* **AIM**: Lines containing the word "Southern" are the ones to copy from the records below.

(A block of data)
▼

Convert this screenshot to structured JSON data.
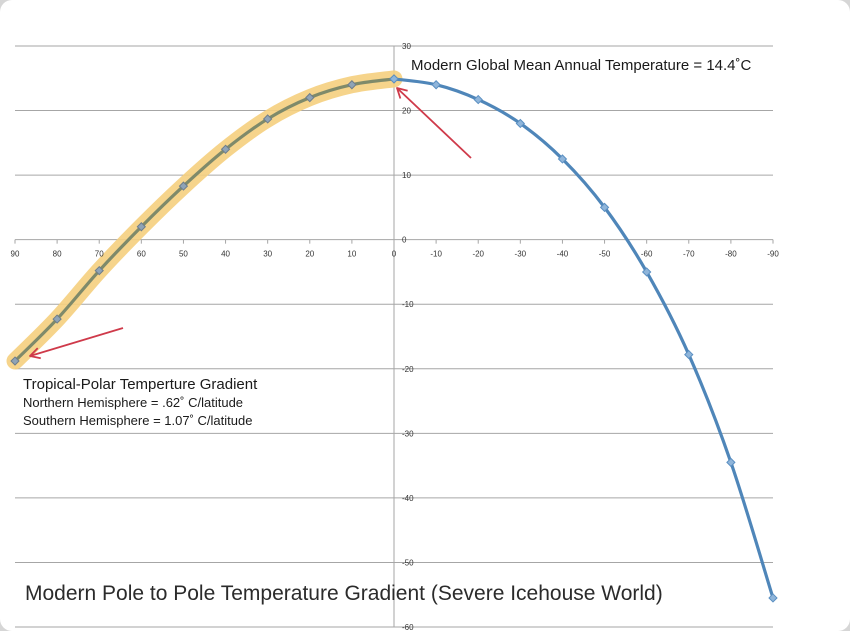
{
  "chart_data": {
    "type": "line",
    "title": "Modern Pole to Pole Temperature Gradient  (Severe Icehouse World)",
    "xlabel": "",
    "ylabel": "",
    "x_ticks": [
      "90",
      "80",
      "70",
      "60",
      "50",
      "40",
      "30",
      "20",
      "10",
      "0",
      "-10",
      "-20",
      "-30",
      "-40",
      "-50",
      "-60",
      "-70",
      "-80",
      "-90"
    ],
    "xlim": [
      90,
      -90
    ],
    "y_ticks": [
      "30",
      "20",
      "10",
      "0",
      "-10",
      "-20",
      "-30",
      "-40",
      "-50",
      "-60"
    ],
    "ylim": [
      -60,
      30
    ],
    "grid": true,
    "series": [
      {
        "name": "Northern Hemisphere",
        "color": "#7f8a6a",
        "highlight_color": "#f5cf7e",
        "x": [
          90,
          80,
          70,
          60,
          50,
          40,
          30,
          20,
          10,
          0
        ],
        "y": [
          -18.8,
          -12.3,
          -4.8,
          2.0,
          8.3,
          14.0,
          18.7,
          22.0,
          24.0,
          24.9
        ]
      },
      {
        "name": "Southern Hemisphere",
        "color": "#4f86b9",
        "x": [
          0,
          -10,
          -20,
          -30,
          -40,
          -50,
          -60,
          -70,
          -80,
          -90
        ],
        "y": [
          24.9,
          24.0,
          21.7,
          18.0,
          12.5,
          5.0,
          -5.0,
          -17.8,
          -34.5,
          -55.5
        ]
      }
    ],
    "annotations": {
      "top": "Modern Global Mean Annual Temperature = 14.4˚C",
      "gradient_title": "Tropical-Polar Temperture Gradient",
      "gradient_nh": "Northern Hemisphere = .62˚ C/latitude",
      "gradient_sh": "Southern Hemisphere = 1.07˚ C/latitude"
    },
    "arrow_color": "#cf3a4a",
    "grid_color": "#a6a6a6"
  }
}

▲

* **PROBLEM SOLUTION**:
        "name": "Southern Hemisphere",
      "gradient_sh": "Southern Hemisphere = 1.07˚ C/latitude"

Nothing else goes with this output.